begin Supplied records
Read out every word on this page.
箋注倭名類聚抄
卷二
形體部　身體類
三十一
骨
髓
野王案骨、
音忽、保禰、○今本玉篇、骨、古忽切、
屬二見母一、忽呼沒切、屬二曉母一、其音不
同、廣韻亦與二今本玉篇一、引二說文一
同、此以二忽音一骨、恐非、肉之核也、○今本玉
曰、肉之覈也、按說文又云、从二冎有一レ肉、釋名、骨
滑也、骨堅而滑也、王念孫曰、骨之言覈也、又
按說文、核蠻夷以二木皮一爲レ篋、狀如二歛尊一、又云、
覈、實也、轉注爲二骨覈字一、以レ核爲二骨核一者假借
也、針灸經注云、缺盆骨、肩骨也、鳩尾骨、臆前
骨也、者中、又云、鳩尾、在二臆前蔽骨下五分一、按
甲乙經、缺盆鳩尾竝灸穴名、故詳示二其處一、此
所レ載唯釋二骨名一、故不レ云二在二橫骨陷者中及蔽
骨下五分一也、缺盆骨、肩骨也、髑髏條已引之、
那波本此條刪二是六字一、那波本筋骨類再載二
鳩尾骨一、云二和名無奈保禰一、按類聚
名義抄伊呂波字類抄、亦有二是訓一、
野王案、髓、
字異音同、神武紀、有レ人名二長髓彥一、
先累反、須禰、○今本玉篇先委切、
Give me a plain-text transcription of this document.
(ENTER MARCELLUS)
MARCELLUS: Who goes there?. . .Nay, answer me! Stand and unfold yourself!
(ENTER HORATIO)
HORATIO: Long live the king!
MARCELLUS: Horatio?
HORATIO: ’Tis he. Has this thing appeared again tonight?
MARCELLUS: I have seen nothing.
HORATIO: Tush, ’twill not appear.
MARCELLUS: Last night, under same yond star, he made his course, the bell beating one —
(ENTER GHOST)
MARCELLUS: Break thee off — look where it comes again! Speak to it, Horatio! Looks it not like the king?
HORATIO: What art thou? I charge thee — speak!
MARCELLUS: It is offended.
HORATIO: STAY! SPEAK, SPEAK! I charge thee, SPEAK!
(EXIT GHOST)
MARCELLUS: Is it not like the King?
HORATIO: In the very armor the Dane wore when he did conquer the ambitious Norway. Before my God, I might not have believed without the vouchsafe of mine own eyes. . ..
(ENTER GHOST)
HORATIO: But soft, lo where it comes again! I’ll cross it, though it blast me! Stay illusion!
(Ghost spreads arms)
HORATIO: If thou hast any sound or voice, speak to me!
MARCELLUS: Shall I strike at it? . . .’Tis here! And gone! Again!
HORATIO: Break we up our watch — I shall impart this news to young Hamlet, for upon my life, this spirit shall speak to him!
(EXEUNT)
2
end Supplied records
■ Aim of the exercise: Reproduce each entry from the records above, character for character.

■ Expected output:
Read out every word on this page.
箋注倭名類聚抄
卷二
形體部　身體類
三十一
骨
髓
野王案骨、
音忽、保禰、○今本玉篇、骨、古忽切、
屬二見母一、忽呼沒切、屬二曉母一、其音不
同、廣韻亦與二今本玉篇一、引二說文一
同、此以二忽音一骨、恐非、肉之核也、○今本玉
曰、肉之覈也、按說文又云、从二冎有一レ肉、釋名、骨
滑也、骨堅而滑也、王念孫曰、骨之言覈也、又
按說文、核蠻夷以二木皮一爲レ篋、狀如二歛尊一、又云、
覈、實也、轉注爲二骨覈字一、以レ核爲二骨核一者假借
也、針灸經注云、缺盆骨、肩骨也、鳩尾骨、臆前
骨也、者中、又云、鳩尾、在二臆前蔽骨下五分一、按
甲乙經、缺盆鳩尾竝灸穴名、故詳示二其處一、此
所レ載唯釋二骨名一、故不レ云二在二橫骨陷者中及蔽
骨下五分一也、缺盆骨、肩骨也、髑髏條已引之、
那波本此條刪二是六字一、那波本筋骨類再載二
鳩尾骨一、云二和名無奈保禰一、按類聚
名義抄伊呂波字類抄、亦有二是訓一、
野王案、髓、
字異音同、神武紀、有レ人名二長髓彥一、
先累反、須禰、○今本玉篇先委切、
Give me a plain-text transcription of this document.
(ENTER MARCELLUS)
MARCELLUS: Who goes there?. . .Nay, answer me! Stand and unfold yourself!
(ENTER HORATIO)
HORATIO: Long live the king!
MARCELLUS: Horatio?
HORATIO: ’Tis he. Has this thing appeared again tonight?
MARCELLUS: I have seen nothing.
HORATIO: Tush, ’twill not appear.
MARCELLUS: Last night, under same yond star, he made his course, the bell beating one —
(ENTER GHOST)
MARCELLUS: Break thee off — look where it comes again! Speak to it, Horatio! Looks it not like the king?
HORATIO: What art thou? I charge thee — speak!
MARCELLUS: It is offended.
HORATIO: STAY! SPEAK, SPEAK! I charge thee, SPEAK!
(EXIT GHOST)
MARCELLUS: Is it not like the King?
HORATIO: In the very armor the Dane wore when he did conquer the ambitious Norway. Before my God, I might not have believed without the vouchsafe of mine own eyes. . ..
(ENTER GHOST)
HORATIO: But soft, lo where it comes again! I’ll cross it, though it blast me! Stay illusion!
(Ghost spreads arms)
HORATIO: If thou hast any sound or voice, speak to me!
MARCELLUS: Shall I strike at it? . . .’Tis here! And gone! Again!
HORATIO: Break we up our watch — I shall impart this news to young Hamlet, for upon my life, this spirit shall speak to him!
(EXEUNT)
2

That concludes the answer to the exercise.